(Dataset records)

··········

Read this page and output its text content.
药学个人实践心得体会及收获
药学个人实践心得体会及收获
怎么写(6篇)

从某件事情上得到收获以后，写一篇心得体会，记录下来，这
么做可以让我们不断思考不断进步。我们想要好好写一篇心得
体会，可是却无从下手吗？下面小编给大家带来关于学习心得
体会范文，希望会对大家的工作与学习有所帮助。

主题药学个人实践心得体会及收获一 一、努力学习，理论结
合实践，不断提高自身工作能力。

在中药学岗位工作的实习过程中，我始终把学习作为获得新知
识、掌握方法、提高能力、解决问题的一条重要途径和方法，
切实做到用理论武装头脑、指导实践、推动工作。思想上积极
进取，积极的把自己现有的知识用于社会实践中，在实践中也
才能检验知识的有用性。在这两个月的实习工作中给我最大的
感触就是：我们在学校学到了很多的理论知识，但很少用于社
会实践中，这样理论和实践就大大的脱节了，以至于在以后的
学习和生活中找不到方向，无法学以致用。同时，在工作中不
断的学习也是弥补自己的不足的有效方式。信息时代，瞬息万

··········

AIM =
Repeat each record in full; every line must match exactly.

CORRECT ANSWER =
Read this page and output its text content.
药学个人实践心得体会及收获
药学个人实践心得体会及收获
怎么写(6篇)

从某件事情上得到收获以后，写一篇心得体会，记录下来，这
么做可以让我们不断思考不断进步。我们想要好好写一篇心得
体会，可是却无从下手吗？下面小编给大家带来关于学习心得
体会范文，希望会对大家的工作与学习有所帮助。

主题药学个人实践心得体会及收获一 一、努力学习，理论结
合实践，不断提高自身工作能力。

在中药学岗位工作的实习过程中，我始终把学习作为获得新知
识、掌握方法、提高能力、解决问题的一条重要途径和方法，
切实做到用理论武装头脑、指导实践、推动工作。思想上积极
进取，积极的把自己现有的知识用于社会实践中，在实践中也
才能检验知识的有用性。在这两个月的实习工作中给我最大的
感触就是：我们在学校学到了很多的理论知识，但很少用于社
会实践中，这样理论和实践就大大的脱节了，以至于在以后的
学习和生活中找不到方向，无法学以致用。同时，在工作中不
断的学习也是弥补自己的不足的有效方式。信息时代，瞬息万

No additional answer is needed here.